Your instructions: Transcribe every line of the records verbatim.

Source material:
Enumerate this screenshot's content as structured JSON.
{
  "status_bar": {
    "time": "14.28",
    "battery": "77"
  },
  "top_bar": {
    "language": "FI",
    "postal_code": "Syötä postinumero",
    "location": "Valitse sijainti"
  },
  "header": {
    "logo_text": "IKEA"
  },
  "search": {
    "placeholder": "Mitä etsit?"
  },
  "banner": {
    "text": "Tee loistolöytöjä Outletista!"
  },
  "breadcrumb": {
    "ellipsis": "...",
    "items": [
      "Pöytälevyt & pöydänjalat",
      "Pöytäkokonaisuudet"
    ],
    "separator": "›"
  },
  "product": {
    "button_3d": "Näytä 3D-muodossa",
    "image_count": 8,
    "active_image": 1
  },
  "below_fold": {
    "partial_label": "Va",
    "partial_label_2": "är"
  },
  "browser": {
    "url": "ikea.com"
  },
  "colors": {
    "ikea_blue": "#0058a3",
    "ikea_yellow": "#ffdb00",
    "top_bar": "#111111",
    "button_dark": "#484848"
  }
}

The solution:
Enumerate this screenshot's content as structured JSON.
{
  "status_bar": {
    "time": "14.28",
    "battery": "77"
  },
  "top_bar": {
    "language": "FI",
    "postal_code": "Syötä postinumero",
    "location": "Valitse sijainti"
  },
  "header": {
    "logo_text": "IKEA"
  },
  "search": {
    "placeholder": "Mitä etsit?"
  },
  "banner": {
    "text": "Tee loistolöytöjä Outletista!"
  },
  "breadcrumb": {
    "ellipsis": "...",
    "items": [
      "Pöytälevyt & pöydänjalat",
      "Pöytäkokonaisuudet"
    ],
    "separator": "›"
  },
  "product": {
    "button_3d": "Näytä 3D-muodossa",
    "image_count": 8,
    "active_image": 1
  },
  "below_fold": {
    "partial_label": "Va",
    "partial_label_2": "är"
  },
  "browser": {
    "url": "ikea.com"
  },
  "colors": {
    "ikea_blue": "#0058a3",
    "ikea_yellow": "#ffdb00",
    "top_bar": "#111111",
    "button_dark": "#484848"
  }
}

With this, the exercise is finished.